**The request**: Continue the forum thread about removing zero values from test data in R, picking up right after its last line.

Remove < 0 values & delete rows

Question

Edit, have added code below

First, sorry, I can't think if a good reproducible example at the moment, but my question I think can be answered without it.

My data involves some line graphs taken from a manually operated testing machine. Because it's manually operated we get variable start times and thus the data is not properly "overlapped" with one another.

This was solved previously by using the following code:

#import data
x <- read.csv("smoke.csv", head=T, sep=",")

#flag '0' values, remove all zero values
row_sub = apply(x, 1, function(row) all(row > 0))
y <- x[row_sub,]

This worked before because of the small sample size and relatively tight timings. With more samples I'm now getting some 'clipping' in the graphs:

I'm no expert so excuse the explanation: 'row_sub' is a modified version of 'x' which only keeps rows in which ALL values are > 0

The problem with this is illustrated in the attached image right here. We can see the first sample is okay because it probably took the longest to insert into the apparatus. But the operator got better throughout the test, reducing sample feeding times, leading to the extreme clipping seen in sample4.

I know I can easily do this manually by simply deleting the leading zero values for each sample, then clipping the tail end of all the data to make sure they all have equal data points. But I can't figure out how to do it in R.

Edit Here is the data: http://pastebin.com/iEW4sH2a

# Check & load required packages 
if (require("grid") == FALSE) install.packages("grid")
if (require("ggplot2") == FALSE) install.packages("ggplot2")
if (require("gridExtra") == FALSE) install.packages("gridExtra")
if (require("flux") == FALSE) install.packages("flux")
if (require("matrixStats") == FALSE) install.packages("matrixStats")
if (require("mgcv") == FALSE) install.packages("mgcv")


# Set working directory, read datafile
setwd("C location here")
x <- read.csv("smoke.csv", head=T, sep=",")
# Remove 'time' column

# flag '0' values, remove zero values
row_sub = apply(x, 1, function(row) all(row > 0, na.rm=TRUE))
y <- x[row_sub,]
rownames(y) <- NULL

# create time axis with appropriate length & attach to df
time <- seq(0,120, by=0.2)
time <- time[0:nrow(y)]
z <- cbind(time, y)
z <- na.omit(z)

#graph parameters
y_max <- 5.0

a.means <- rowMeans(z[,2:5])
b.means <- rowMeans(z[,6:9])
c.means <- rowMeans(z[,10:13])
d.means <- rowMeans(z[,14:17])

all.data <- cbind(z, a.means, b.means, c.means, d.means)

# Multiple plot function
#
# ggplot objects can be passed in ..., or to plotlist (as a list of ggplot objects)
# - cols:   Number of columns in layout
# - layout: A matrix specifying the layout. If present, 'cols' is ignored.

**Data extract**:
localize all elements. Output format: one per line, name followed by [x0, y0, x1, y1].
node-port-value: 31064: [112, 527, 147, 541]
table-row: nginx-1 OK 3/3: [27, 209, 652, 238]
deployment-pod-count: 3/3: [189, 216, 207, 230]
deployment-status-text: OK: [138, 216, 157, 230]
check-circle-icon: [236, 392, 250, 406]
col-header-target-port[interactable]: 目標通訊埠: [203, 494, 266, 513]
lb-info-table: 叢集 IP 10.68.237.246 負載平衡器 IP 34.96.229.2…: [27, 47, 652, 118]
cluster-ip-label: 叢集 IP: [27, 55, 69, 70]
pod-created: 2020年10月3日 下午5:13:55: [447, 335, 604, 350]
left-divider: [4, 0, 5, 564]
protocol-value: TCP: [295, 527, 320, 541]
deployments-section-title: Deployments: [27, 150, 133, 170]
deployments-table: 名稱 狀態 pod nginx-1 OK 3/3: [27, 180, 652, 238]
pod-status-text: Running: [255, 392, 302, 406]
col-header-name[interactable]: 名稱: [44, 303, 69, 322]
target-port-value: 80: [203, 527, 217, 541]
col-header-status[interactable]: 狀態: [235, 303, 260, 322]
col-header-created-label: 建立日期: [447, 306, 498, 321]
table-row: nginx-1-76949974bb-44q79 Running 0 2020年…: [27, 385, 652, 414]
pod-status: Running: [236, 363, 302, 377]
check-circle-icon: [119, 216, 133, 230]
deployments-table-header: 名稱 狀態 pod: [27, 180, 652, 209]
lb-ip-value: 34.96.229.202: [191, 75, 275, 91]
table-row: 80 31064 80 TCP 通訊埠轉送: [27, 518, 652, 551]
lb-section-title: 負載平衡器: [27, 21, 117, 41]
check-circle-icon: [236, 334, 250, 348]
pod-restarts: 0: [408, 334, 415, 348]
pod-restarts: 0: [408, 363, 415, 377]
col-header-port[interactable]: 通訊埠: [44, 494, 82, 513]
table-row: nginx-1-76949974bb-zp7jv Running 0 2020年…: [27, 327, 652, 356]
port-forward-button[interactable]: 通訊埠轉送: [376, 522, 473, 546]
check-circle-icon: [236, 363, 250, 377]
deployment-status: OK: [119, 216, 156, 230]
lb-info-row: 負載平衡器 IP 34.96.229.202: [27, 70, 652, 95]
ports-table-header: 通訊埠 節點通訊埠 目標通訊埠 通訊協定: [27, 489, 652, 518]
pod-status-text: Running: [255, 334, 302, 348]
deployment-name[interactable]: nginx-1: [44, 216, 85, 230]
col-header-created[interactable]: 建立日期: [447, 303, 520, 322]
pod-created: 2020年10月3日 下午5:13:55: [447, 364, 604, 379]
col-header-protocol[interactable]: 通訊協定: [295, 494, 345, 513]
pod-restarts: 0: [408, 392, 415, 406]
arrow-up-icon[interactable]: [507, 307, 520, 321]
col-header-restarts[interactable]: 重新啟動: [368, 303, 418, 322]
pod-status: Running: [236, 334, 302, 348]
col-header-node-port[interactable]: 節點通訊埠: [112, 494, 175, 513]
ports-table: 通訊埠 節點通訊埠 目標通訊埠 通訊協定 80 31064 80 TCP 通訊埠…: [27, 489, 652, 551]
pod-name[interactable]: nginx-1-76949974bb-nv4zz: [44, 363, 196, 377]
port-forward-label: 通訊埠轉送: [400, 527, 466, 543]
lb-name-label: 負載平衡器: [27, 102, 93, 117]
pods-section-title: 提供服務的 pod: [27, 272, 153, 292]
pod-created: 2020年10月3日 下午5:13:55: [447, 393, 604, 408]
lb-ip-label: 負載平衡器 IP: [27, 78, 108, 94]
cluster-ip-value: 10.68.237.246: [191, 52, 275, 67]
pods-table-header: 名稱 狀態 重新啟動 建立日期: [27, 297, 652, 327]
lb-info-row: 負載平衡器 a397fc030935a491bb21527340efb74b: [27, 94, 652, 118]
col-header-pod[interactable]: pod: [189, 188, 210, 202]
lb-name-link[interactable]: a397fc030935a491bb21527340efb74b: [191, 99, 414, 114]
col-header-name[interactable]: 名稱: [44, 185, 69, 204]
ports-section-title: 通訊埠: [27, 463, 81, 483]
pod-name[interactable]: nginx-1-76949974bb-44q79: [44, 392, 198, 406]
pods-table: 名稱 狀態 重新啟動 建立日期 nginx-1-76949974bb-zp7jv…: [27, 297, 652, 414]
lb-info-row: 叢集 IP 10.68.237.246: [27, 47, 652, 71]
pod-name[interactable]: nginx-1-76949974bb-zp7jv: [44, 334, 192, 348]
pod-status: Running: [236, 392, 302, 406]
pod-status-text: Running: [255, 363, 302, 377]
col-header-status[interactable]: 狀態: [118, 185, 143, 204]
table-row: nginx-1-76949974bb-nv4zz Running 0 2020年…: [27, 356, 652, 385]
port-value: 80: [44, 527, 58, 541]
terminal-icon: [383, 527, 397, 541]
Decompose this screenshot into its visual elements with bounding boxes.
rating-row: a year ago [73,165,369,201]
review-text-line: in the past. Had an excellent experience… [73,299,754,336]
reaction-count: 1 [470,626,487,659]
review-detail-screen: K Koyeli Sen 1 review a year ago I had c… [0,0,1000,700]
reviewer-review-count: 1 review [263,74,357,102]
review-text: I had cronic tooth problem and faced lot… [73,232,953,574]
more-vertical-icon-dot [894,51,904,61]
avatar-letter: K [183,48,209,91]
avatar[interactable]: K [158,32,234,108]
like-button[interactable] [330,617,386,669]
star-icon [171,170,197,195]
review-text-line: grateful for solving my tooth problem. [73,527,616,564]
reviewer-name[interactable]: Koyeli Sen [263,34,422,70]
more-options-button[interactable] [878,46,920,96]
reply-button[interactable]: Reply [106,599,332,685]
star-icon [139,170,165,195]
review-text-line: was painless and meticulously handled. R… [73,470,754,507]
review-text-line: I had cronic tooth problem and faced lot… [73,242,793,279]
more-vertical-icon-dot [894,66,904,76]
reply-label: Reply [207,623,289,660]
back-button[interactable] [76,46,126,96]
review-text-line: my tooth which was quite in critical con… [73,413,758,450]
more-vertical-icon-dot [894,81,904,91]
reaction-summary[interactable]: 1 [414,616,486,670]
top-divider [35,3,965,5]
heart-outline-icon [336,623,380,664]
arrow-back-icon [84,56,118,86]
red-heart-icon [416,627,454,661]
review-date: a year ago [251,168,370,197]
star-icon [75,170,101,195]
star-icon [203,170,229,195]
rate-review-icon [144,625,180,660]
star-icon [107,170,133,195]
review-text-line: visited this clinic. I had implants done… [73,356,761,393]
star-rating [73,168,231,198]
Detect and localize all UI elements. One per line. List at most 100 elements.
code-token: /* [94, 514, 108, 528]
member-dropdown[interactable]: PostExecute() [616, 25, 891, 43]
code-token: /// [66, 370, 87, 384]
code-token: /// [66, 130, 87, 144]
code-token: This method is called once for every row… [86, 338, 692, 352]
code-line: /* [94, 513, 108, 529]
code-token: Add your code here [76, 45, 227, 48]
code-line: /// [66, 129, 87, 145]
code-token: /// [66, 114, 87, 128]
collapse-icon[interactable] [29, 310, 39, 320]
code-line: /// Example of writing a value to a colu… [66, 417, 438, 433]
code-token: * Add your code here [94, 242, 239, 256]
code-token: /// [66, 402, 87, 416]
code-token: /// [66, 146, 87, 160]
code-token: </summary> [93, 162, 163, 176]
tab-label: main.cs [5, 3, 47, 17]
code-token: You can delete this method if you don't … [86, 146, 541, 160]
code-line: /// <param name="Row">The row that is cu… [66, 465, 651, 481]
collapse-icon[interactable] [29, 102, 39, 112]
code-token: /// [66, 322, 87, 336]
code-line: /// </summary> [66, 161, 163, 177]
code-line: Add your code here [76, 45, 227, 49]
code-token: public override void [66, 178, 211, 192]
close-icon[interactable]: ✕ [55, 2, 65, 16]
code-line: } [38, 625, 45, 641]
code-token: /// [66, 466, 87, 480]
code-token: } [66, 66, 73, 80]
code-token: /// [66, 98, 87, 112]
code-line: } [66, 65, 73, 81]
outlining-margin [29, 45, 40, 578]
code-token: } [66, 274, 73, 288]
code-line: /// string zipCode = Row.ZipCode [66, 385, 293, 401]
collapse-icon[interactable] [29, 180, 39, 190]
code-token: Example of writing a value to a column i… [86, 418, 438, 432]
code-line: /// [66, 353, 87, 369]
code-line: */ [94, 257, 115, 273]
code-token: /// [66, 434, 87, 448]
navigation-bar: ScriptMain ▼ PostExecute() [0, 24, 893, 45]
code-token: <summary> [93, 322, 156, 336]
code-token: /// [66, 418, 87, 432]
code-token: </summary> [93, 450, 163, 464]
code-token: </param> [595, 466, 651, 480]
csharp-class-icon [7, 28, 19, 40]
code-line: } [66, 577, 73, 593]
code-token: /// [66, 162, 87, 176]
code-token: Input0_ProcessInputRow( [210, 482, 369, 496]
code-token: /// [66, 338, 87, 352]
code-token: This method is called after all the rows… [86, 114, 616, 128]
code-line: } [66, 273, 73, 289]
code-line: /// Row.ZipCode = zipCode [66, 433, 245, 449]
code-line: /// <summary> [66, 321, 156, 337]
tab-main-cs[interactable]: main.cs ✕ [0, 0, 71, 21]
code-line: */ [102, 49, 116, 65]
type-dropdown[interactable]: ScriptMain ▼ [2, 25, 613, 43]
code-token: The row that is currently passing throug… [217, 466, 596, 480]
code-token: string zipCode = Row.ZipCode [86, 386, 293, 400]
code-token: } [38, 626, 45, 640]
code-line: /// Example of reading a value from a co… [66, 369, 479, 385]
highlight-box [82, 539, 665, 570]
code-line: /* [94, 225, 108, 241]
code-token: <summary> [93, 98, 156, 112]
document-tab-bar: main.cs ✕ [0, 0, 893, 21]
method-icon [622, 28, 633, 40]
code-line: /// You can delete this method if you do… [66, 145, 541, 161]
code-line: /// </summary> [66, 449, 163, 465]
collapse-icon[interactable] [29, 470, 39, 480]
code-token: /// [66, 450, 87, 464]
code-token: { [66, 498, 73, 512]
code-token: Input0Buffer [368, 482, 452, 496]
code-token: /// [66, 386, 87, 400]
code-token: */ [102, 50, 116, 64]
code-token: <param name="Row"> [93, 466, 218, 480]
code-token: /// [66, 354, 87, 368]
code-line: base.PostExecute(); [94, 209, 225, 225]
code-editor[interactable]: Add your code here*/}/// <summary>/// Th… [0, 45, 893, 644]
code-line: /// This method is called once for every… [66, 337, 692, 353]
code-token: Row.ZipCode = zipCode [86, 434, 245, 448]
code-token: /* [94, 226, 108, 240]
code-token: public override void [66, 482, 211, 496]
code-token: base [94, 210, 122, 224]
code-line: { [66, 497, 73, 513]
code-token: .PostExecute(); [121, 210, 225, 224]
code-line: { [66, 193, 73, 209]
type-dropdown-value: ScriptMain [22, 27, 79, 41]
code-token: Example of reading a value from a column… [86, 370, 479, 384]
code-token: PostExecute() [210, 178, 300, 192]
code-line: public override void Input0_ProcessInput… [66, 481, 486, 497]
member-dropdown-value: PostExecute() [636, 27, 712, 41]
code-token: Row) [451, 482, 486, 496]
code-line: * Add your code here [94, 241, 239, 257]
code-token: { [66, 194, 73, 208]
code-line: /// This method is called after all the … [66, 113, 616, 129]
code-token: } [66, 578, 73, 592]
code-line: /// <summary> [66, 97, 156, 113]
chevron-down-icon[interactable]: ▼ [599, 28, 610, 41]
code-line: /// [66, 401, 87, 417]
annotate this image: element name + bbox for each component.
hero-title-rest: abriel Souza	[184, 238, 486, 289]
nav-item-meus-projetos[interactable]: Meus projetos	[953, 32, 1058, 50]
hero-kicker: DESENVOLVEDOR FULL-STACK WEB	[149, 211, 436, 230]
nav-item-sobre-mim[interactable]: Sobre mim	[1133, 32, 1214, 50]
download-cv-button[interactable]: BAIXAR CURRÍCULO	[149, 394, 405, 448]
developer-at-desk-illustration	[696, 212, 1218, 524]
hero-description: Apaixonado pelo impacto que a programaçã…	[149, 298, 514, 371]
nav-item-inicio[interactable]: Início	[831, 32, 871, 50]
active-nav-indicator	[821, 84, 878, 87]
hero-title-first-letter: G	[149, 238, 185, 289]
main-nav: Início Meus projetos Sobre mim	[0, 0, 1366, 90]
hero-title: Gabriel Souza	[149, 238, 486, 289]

**Answer to the exercise**:
#
# If the layout is something like matrix(c(1,2,3,3), nrow=2, byrow=TRUE),
# then plot 1 will go in the upper left, 2 will go in the upper right, and
# 3 will go all the way across the bottom.
#
multiplot <- function(..., plotlist=NULL, file, cols=1, layout=NULL) {
    require(grid)

    # Make a list from the ... arguments and plotlist
    plots <- c(list(...), plotlist)

    numPlots = length(plots)

    # If layout is NULL, then use 'cols' to determine layout
    if (is.null(layout)) {
        # Make the panel
        # ncol: Number of columns of plots
        # nrow: Number of rows needed, calculated from # of cols
        layout <- matrix(seq(1, cols * ceiling(numPlots/cols)),
                         ncol = cols, nrow = ceiling(numPlots/cols))
    }

    if (numPlots==1) {
        print(plots[[1]])

    } else {
        # Set up the page
        grid.newpage()
        pushViewport(viewport(layout = grid.layout(nrow(layout), ncol(layout))))

        # Make each plot, in the correct location
        for (i in 1:numPlots) {
            # Get the i,j matrix positions of the regions that contain this subplot
            matchidx <- as.data.frame(which(layout == i, arr.ind = TRUE))

            print(plots[[i]], vp = viewport(layout.pos.row = matchidx$row,
                                            layout.pos.col = matchidx$col))
        }
    }
}

#calculate area under curve
a.auc <- round(auc(z$time, a.means),2)
b.auc <- round(auc(z$time, b.means),2)
c.auc <- round(auc(z$time, c.means),2)
d.auc <- round(auc(z$time, d.means),2)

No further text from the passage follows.